*BRIEF:*
The answer is one number: how many lines hold the string "category".

*SOURCE MATERIAL:*
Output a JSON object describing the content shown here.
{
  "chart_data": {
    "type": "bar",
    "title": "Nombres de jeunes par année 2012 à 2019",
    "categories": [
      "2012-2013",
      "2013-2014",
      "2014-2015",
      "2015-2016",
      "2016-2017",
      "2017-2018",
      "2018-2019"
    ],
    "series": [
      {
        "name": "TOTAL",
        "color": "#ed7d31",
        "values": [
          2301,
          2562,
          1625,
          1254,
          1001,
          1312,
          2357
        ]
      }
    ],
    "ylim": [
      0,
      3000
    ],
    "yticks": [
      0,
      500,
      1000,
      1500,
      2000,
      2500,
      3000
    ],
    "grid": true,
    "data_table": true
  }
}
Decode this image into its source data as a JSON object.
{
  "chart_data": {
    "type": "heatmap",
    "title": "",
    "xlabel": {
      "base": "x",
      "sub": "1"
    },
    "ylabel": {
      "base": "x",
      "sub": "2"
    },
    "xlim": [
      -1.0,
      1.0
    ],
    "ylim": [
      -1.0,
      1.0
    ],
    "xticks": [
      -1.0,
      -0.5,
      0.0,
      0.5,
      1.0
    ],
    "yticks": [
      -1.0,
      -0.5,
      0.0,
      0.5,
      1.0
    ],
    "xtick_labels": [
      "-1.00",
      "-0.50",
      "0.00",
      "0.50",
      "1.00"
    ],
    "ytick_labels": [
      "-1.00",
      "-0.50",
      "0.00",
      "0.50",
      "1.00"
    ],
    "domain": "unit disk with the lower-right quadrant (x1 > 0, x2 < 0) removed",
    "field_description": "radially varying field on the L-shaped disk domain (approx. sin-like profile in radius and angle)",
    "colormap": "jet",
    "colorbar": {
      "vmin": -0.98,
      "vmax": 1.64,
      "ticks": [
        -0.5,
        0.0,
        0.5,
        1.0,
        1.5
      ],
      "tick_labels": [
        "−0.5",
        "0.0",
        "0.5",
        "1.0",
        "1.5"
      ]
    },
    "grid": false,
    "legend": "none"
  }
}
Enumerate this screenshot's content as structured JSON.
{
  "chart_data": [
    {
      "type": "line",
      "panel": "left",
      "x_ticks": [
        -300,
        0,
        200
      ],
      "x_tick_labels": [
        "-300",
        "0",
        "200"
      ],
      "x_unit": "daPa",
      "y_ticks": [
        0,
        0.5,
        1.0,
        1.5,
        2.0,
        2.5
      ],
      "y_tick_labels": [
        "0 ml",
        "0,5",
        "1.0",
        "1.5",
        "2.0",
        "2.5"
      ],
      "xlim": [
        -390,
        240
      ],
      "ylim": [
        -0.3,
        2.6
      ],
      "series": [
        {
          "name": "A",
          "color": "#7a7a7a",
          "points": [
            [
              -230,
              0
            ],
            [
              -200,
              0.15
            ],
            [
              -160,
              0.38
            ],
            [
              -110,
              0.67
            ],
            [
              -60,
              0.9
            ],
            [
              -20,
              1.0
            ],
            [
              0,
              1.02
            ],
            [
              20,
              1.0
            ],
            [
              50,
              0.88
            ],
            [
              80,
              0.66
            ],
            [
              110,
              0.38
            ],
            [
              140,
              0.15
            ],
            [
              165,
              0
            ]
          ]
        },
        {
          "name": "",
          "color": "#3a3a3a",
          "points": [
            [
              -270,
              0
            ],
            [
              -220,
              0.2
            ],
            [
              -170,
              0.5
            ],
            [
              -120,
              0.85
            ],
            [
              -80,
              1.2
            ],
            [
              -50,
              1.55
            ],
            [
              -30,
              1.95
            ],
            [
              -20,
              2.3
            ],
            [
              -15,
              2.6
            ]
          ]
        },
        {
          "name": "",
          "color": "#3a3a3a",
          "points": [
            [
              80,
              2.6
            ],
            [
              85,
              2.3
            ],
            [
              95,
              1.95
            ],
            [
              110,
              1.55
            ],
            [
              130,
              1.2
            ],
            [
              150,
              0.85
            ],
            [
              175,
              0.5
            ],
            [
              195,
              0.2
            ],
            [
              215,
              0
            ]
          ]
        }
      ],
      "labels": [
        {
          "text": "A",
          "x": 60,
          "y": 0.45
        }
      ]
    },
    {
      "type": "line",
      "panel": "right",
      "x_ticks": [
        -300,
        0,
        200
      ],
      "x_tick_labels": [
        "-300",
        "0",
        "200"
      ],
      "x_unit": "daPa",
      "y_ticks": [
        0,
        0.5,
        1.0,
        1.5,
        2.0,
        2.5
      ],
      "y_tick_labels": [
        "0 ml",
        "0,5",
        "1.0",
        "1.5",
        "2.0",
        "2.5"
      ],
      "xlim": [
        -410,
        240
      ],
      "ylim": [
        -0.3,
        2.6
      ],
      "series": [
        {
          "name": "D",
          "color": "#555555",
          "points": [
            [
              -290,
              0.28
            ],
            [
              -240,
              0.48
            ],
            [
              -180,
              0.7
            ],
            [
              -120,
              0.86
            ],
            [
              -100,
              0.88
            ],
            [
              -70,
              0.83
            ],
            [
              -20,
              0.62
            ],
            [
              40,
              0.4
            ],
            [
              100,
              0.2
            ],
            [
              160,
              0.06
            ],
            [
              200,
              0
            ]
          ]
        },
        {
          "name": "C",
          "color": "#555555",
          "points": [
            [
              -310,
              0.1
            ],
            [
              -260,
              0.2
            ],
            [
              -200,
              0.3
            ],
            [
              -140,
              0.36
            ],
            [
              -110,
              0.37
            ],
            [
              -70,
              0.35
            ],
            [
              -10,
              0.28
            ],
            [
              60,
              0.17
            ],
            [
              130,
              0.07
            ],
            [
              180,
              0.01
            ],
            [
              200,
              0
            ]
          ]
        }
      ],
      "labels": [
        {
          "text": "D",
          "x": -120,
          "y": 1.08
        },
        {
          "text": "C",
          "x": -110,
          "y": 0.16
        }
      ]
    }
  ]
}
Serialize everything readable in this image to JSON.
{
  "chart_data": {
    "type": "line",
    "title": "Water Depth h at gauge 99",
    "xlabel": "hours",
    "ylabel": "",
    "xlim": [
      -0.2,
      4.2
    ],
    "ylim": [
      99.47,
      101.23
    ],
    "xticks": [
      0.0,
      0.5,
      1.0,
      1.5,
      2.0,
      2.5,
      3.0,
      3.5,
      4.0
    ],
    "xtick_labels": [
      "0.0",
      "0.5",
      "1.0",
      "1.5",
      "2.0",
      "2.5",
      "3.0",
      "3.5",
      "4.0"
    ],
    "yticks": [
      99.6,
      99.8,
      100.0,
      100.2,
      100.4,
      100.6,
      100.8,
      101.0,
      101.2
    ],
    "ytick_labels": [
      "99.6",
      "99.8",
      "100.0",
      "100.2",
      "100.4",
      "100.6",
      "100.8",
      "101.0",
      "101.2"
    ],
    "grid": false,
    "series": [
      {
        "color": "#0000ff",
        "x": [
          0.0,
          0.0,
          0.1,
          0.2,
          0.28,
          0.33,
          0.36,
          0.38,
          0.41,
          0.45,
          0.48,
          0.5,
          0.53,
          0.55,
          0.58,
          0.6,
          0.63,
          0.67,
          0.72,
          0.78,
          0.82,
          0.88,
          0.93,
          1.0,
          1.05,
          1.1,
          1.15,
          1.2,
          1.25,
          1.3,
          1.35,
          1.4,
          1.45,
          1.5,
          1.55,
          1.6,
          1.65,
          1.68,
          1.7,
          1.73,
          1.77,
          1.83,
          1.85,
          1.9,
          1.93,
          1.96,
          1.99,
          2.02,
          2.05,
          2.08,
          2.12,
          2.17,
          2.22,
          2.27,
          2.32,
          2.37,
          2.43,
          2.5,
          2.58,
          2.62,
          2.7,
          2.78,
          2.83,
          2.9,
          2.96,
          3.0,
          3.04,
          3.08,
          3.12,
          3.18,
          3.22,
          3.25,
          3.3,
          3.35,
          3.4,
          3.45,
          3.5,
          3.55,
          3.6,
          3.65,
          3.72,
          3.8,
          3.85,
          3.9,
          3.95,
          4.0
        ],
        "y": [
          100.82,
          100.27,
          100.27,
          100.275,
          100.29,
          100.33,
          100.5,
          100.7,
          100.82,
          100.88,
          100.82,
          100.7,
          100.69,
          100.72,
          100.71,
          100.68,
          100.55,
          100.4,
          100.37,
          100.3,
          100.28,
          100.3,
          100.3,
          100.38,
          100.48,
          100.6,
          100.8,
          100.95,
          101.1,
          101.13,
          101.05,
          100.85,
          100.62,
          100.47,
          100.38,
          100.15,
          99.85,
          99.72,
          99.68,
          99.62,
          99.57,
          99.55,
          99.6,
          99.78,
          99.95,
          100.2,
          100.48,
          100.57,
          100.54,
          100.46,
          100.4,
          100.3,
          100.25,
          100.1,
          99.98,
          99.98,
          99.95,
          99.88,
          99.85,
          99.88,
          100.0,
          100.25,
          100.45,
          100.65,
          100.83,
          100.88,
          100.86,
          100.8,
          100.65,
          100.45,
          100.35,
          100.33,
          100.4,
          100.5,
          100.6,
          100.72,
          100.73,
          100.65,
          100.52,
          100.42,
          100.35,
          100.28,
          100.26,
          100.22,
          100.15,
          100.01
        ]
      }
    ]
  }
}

--

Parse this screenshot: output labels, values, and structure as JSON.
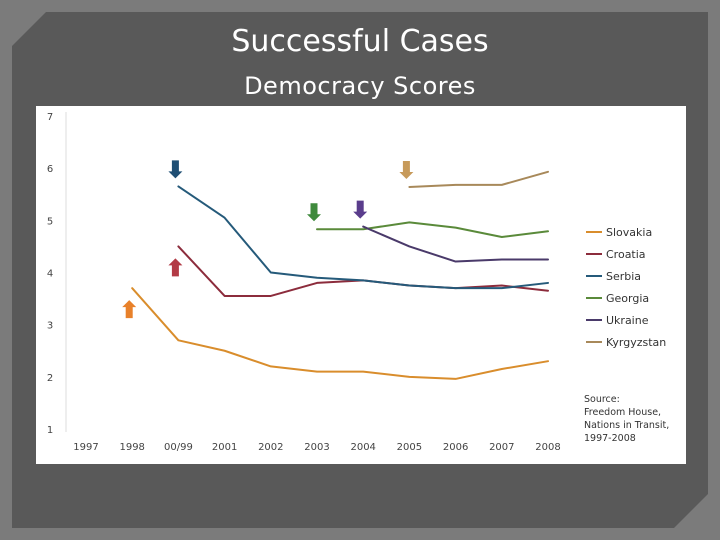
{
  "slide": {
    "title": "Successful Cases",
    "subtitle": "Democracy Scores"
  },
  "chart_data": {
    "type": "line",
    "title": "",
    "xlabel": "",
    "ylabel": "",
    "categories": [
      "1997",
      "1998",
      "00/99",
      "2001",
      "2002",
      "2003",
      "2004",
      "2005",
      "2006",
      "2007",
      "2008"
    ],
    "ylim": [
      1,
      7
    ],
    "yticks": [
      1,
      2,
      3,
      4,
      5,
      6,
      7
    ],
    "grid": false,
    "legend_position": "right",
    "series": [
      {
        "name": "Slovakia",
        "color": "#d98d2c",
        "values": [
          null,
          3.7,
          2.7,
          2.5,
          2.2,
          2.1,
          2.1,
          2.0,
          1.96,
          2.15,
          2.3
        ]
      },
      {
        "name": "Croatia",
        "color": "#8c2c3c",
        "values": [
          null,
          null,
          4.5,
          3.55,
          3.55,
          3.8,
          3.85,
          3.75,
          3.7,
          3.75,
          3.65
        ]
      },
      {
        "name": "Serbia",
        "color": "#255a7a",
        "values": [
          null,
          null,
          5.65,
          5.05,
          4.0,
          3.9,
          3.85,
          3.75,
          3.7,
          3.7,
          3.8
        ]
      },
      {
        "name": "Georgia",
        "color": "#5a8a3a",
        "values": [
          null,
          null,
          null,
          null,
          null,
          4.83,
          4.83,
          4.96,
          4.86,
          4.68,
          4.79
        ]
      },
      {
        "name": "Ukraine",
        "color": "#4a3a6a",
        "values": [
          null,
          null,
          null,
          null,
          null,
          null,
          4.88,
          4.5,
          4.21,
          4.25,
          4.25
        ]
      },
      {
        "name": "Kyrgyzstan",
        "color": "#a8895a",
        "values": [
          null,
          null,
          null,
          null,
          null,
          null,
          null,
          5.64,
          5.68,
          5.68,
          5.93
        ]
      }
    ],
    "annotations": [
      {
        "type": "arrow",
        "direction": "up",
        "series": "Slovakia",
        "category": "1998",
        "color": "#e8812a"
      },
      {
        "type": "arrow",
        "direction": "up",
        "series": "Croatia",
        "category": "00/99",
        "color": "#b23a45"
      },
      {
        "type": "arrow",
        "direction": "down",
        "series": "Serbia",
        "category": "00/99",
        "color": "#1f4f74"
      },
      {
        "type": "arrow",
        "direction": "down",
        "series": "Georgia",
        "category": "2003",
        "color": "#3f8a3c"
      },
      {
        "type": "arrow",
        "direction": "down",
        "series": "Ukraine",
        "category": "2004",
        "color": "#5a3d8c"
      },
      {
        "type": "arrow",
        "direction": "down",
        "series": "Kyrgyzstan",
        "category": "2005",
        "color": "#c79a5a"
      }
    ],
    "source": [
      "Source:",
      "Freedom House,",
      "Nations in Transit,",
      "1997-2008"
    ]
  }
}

---

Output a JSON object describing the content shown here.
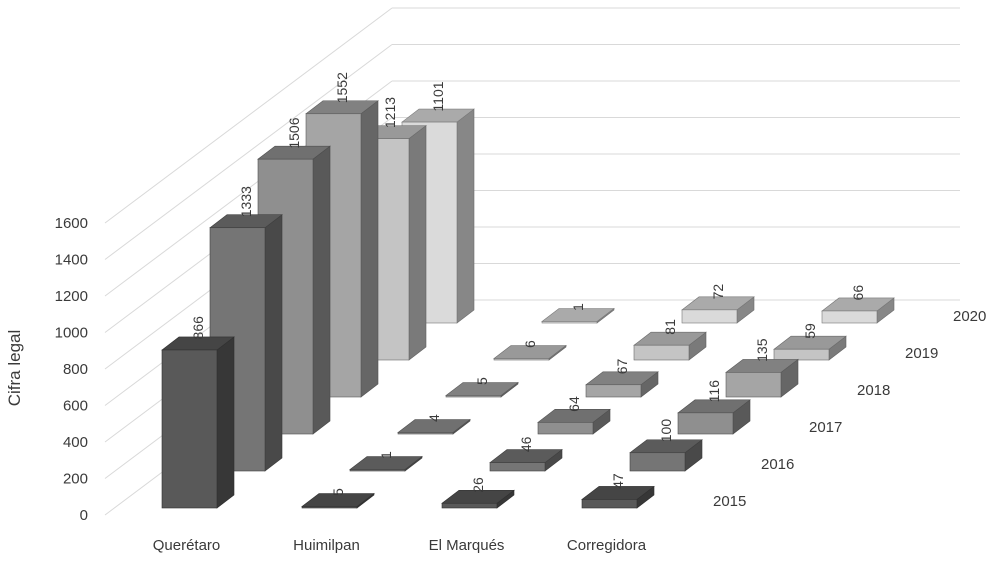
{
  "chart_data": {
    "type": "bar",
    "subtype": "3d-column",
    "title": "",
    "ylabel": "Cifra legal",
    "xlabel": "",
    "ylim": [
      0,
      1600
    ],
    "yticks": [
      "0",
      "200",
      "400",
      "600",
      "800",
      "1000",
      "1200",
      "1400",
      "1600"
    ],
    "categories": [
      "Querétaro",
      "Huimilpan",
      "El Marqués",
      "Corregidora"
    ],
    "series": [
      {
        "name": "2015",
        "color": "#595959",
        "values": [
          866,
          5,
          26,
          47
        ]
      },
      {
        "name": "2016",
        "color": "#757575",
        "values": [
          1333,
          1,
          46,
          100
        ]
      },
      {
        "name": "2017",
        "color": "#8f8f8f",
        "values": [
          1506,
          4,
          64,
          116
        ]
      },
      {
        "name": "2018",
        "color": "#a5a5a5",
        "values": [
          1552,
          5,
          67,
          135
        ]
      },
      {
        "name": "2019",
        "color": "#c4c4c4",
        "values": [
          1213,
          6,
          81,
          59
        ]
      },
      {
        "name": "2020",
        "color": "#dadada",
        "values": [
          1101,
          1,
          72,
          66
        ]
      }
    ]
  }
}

*COMPLETE OUTPUT:*
6